▶ _The request_: Exclude the pictures and retype the entries as written.

▶ _Given records_:
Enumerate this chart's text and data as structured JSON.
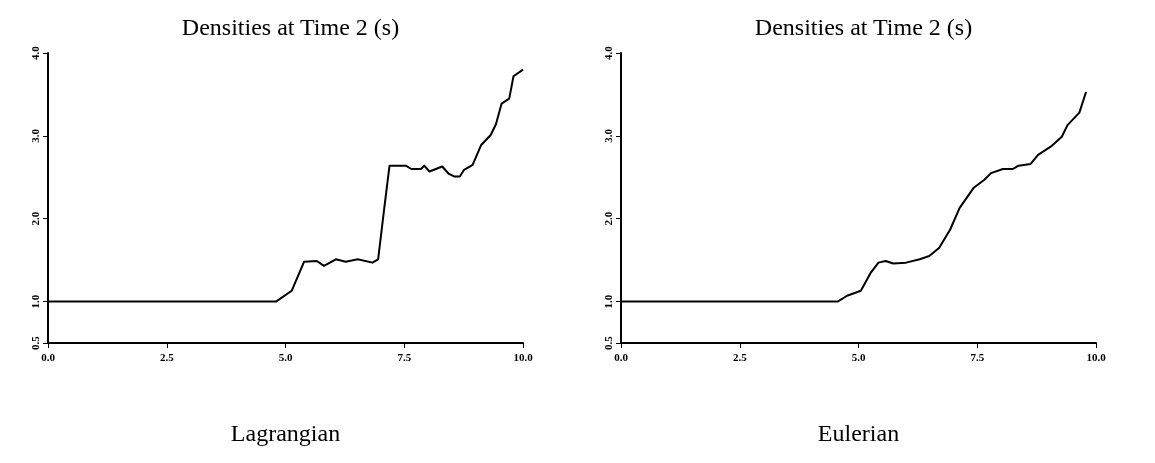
{
  "chart_data": [
    {
      "type": "line",
      "title": "Densities at Time 2 (s)",
      "xlabel": "Lagrangian",
      "xlim": [
        0,
        10
      ],
      "xticks": [
        {
          "value": 0,
          "label": "0.0"
        },
        {
          "value": 2.5,
          "label": "2.5"
        },
        {
          "value": 5,
          "label": "5.0"
        },
        {
          "value": 7.5,
          "label": "7.5"
        },
        {
          "value": 10,
          "label": "10.0"
        }
      ],
      "ylim": [
        0.5,
        4
      ],
      "yticks": [
        {
          "value": 0.5,
          "label": "0.5"
        },
        {
          "value": 1,
          "label": "1.0"
        },
        {
          "value": 2,
          "label": "2.0"
        },
        {
          "value": 3,
          "label": "3.0"
        },
        {
          "value": 4,
          "label": "4.0"
        }
      ],
      "grid": false,
      "marker": "none",
      "line_style": "solid",
      "series": [
        {
          "color": "#000000",
          "x": [
            0,
            4.8,
            5.13,
            5.39,
            5.66,
            5.81,
            6.06,
            6.27,
            6.52,
            6.83,
            6.95,
            7.08,
            7.19,
            7.53,
            7.65,
            7.85,
            7.92,
            8.03,
            8.3,
            8.44,
            8.55,
            8.67,
            8.76,
            8.94,
            9.12,
            9.32,
            9.43,
            9.55,
            9.71,
            9.8,
            10.0
          ],
          "values": [
            1.0,
            1.0,
            1.13,
            1.48,
            1.49,
            1.43,
            1.51,
            1.48,
            1.51,
            1.47,
            1.51,
            2.13,
            2.64,
            2.64,
            2.6,
            2.6,
            2.64,
            2.57,
            2.63,
            2.54,
            2.51,
            2.51,
            2.59,
            2.65,
            2.89,
            3.01,
            3.14,
            3.39,
            3.45,
            3.72,
            3.8
          ]
        }
      ]
    },
    {
      "type": "line",
      "title": "Densities at Time 2 (s)",
      "xlabel": "Eulerian",
      "xlim": [
        0,
        10
      ],
      "xticks": [
        {
          "value": 0,
          "label": "0.0"
        },
        {
          "value": 2.5,
          "label": "2.5"
        },
        {
          "value": 5,
          "label": "5.0"
        },
        {
          "value": 7.5,
          "label": "7.5"
        },
        {
          "value": 10,
          "label": "10.0"
        }
      ],
      "ylim": [
        0.5,
        4
      ],
      "yticks": [
        {
          "value": 0.5,
          "label": "0.5"
        },
        {
          "value": 1,
          "label": "1.0"
        },
        {
          "value": 2,
          "label": "2.0"
        },
        {
          "value": 3,
          "label": "3.0"
        },
        {
          "value": 4,
          "label": "4.0"
        }
      ],
      "grid": false,
      "marker": "none",
      "line_style": "solid",
      "series": [
        {
          "color": "#000000",
          "x": [
            0,
            4.56,
            4.76,
            5.05,
            5.26,
            5.42,
            5.57,
            5.73,
            6.0,
            6.29,
            6.49,
            6.7,
            6.93,
            7.13,
            7.42,
            7.65,
            7.79,
            8.04,
            8.25,
            8.37,
            8.62,
            8.78,
            9.07,
            9.28,
            9.4,
            9.65,
            9.79
          ],
          "values": [
            1.0,
            1.0,
            1.07,
            1.13,
            1.35,
            1.47,
            1.49,
            1.46,
            1.47,
            1.51,
            1.55,
            1.65,
            1.87,
            2.13,
            2.37,
            2.47,
            2.55,
            2.6,
            2.6,
            2.64,
            2.66,
            2.77,
            2.88,
            2.99,
            3.13,
            3.28,
            3.53
          ]
        }
      ]
    }
  ]
}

▶ _The result_:
Enumerate this chart's text and data as structured JSON.
{
  "chart_data": [
    {
      "type": "line",
      "title": "Densities at Time 2 (s)",
      "xlabel": "Lagrangian",
      "xlim": [
        0,
        10
      ],
      "xticks": [
        {
          "value": 0,
          "label": "0.0"
        },
        {
          "value": 2.5,
          "label": "2.5"
        },
        {
          "value": 5,
          "label": "5.0"
        },
        {
          "value": 7.5,
          "label": "7.5"
        },
        {
          "value": 10,
          "label": "10.0"
        }
      ],
      "ylim": [
        0.5,
        4
      ],
      "yticks": [
        {
          "value": 0.5,
          "label": "0.5"
        },
        {
          "value": 1,
          "label": "1.0"
        },
        {
          "value": 2,
          "label": "2.0"
        },
        {
          "value": 3,
          "label": "3.0"
        },
        {
          "value": 4,
          "label": "4.0"
        }
      ],
      "grid": false,
      "marker": "none",
      "line_style": "solid",
      "series": [
        {
          "color": "#000000",
          "x": [
            0,
            4.8,
            5.13,
            5.39,
            5.66,
            5.81,
            6.06,
            6.27,
            6.52,
            6.83,
            6.95,
            7.08,
            7.19,
            7.53,
            7.65,
            7.85,
            7.92,
            8.03,
            8.3,
            8.44,
            8.55,
            8.67,
            8.76,
            8.94,
            9.12,
            9.32,
            9.43,
            9.55,
            9.71,
            9.8,
            10.0
          ],
          "values": [
            1.0,
            1.0,
            1.13,
            1.48,
            1.49,
            1.43,
            1.51,
            1.48,
            1.51,
            1.47,
            1.51,
            2.13,
            2.64,
            2.64,
            2.6,
            2.6,
            2.64,
            2.57,
            2.63,
            2.54,
            2.51,
            2.51,
            2.59,
            2.65,
            2.89,
            3.01,
            3.14,
            3.39,
            3.45,
            3.72,
            3.8
          ]
        }
      ]
    },
    {
      "type": "line",
      "title": "Densities at Time 2 (s)",
      "xlabel": "Eulerian",
      "xlim": [
        0,
        10
      ],
      "xticks": [
        {
          "value": 0,
          "label": "0.0"
        },
        {
          "value": 2.5,
          "label": "2.5"
        },
        {
          "value": 5,
          "label": "5.0"
        },
        {
          "value": 7.5,
          "label": "7.5"
        },
        {
          "value": 10,
          "label": "10.0"
        }
      ],
      "ylim": [
        0.5,
        4
      ],
      "yticks": [
        {
          "value": 0.5,
          "label": "0.5"
        },
        {
          "value": 1,
          "label": "1.0"
        },
        {
          "value": 2,
          "label": "2.0"
        },
        {
          "value": 3,
          "label": "3.0"
        },
        {
          "value": 4,
          "label": "4.0"
        }
      ],
      "grid": false,
      "marker": "none",
      "line_style": "solid",
      "series": [
        {
          "color": "#000000",
          "x": [
            0,
            4.56,
            4.76,
            5.05,
            5.26,
            5.42,
            5.57,
            5.73,
            6.0,
            6.29,
            6.49,
            6.7,
            6.93,
            7.13,
            7.42,
            7.65,
            7.79,
            8.04,
            8.25,
            8.37,
            8.62,
            8.78,
            9.07,
            9.28,
            9.4,
            9.65,
            9.79
          ],
          "values": [
            1.0,
            1.0,
            1.07,
            1.13,
            1.35,
            1.47,
            1.49,
            1.46,
            1.47,
            1.51,
            1.55,
            1.65,
            1.87,
            2.13,
            2.37,
            2.47,
            2.55,
            2.6,
            2.6,
            2.64,
            2.66,
            2.77,
            2.88,
            2.99,
            3.13,
            3.28,
            3.53
          ]
        }
      ]
    }
  ]
}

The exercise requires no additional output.